--- START Records for the task ---
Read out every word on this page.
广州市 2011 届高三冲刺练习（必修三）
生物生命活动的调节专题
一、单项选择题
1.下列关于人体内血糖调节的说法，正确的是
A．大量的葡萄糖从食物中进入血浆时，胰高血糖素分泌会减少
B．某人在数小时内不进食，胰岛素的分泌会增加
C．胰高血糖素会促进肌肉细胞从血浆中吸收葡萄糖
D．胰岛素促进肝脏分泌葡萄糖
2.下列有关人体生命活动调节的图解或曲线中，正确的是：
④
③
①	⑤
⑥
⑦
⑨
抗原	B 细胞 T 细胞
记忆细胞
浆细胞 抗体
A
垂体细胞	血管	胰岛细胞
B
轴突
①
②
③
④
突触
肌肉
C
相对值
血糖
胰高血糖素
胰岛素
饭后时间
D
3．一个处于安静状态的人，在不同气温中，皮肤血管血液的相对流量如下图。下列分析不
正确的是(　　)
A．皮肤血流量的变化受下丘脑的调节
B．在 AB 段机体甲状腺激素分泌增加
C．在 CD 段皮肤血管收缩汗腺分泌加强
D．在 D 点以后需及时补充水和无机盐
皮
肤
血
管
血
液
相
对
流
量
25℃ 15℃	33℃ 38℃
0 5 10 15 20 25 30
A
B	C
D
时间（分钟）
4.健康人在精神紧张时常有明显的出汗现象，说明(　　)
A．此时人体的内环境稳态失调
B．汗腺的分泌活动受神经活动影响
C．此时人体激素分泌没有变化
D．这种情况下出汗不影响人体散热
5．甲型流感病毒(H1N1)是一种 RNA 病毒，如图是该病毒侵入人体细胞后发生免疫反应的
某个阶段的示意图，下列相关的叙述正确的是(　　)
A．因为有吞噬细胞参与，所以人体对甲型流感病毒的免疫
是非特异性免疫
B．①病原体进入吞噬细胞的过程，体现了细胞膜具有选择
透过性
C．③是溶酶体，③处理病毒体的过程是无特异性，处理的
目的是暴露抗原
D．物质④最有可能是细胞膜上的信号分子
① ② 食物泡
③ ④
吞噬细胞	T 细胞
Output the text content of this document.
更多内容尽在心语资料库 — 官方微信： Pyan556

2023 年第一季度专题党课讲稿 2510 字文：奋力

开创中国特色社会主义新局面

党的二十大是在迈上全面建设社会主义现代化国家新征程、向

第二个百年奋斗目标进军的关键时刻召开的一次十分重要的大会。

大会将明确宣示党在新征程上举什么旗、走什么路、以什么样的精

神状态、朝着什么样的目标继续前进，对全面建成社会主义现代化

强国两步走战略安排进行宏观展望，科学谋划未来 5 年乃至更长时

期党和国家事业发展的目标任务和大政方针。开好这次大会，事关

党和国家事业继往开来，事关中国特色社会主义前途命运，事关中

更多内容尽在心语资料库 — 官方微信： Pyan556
--- END Records for the task ---
Restate each record word for word.

**Exercise result:**
Read out every word on this page.
广州市 2011 届高三冲刺练习（必修三）
生物生命活动的调节专题
一、单项选择题
1.下列关于人体内血糖调节的说法，正确的是
A．大量的葡萄糖从食物中进入血浆时，胰高血糖素分泌会减少
B．某人在数小时内不进食，胰岛素的分泌会增加
C．胰高血糖素会促进肌肉细胞从血浆中吸收葡萄糖
D．胰岛素促进肝脏分泌葡萄糖
2.下列有关人体生命活动调节的图解或曲线中，正确的是：
④
③
①	⑤
⑥
⑦
⑨
抗原	B 细胞 T 细胞
记忆细胞
浆细胞 抗体
A
垂体细胞	血管	胰岛细胞
B
轴突
①
②
③
④
突触
肌肉
C
相对值
血糖
胰高血糖素
胰岛素
饭后时间
D
3．一个处于安静状态的人，在不同气温中，皮肤血管血液的相对流量如下图。下列分析不
正确的是(　　)
A．皮肤血流量的变化受下丘脑的调节
B．在 AB 段机体甲状腺激素分泌增加
C．在 CD 段皮肤血管收缩汗腺分泌加强
D．在 D 点以后需及时补充水和无机盐
皮
肤
血
管
血
液
相
对
流
量
25℃ 15℃	33℃ 38℃
0 5 10 15 20 25 30
A
B	C
D
时间（分钟）
4.健康人在精神紧张时常有明显的出汗现象，说明(　　)
A．此时人体的内环境稳态失调
B．汗腺的分泌活动受神经活动影响
C．此时人体激素分泌没有变化
D．这种情况下出汗不影响人体散热
5．甲型流感病毒(H1N1)是一种 RNA 病毒，如图是该病毒侵入人体细胞后发生免疫反应的
某个阶段的示意图，下列相关的叙述正确的是(　　)
A．因为有吞噬细胞参与，所以人体对甲型流感病毒的免疫
是非特异性免疫
B．①病原体进入吞噬细胞的过程，体现了细胞膜具有选择
透过性
C．③是溶酶体，③处理病毒体的过程是无特异性，处理的
目的是暴露抗原
D．物质④最有可能是细胞膜上的信号分子
① ② 食物泡
③ ④
吞噬细胞	T 细胞
Output the text content of this document.
更多内容尽在心语资料库 — 官方微信： Pyan556

2023 年第一季度专题党课讲稿 2510 字文：奋力

开创中国特色社会主义新局面

党的二十大是在迈上全面建设社会主义现代化国家新征程、向

第二个百年奋斗目标进军的关键时刻召开的一次十分重要的大会。

大会将明确宣示党在新征程上举什么旗、走什么路、以什么样的精

神状态、朝着什么样的目标继续前进，对全面建成社会主义现代化

强国两步走战略安排进行宏观展望，科学谋划未来 5 年乃至更长时

期党和国家事业发展的目标任务和大政方针。开好这次大会，事关

党和国家事业继往开来，事关中国特色社会主义前途命运，事关中

更多内容尽在心语资料库 — 官方微信： Pyan556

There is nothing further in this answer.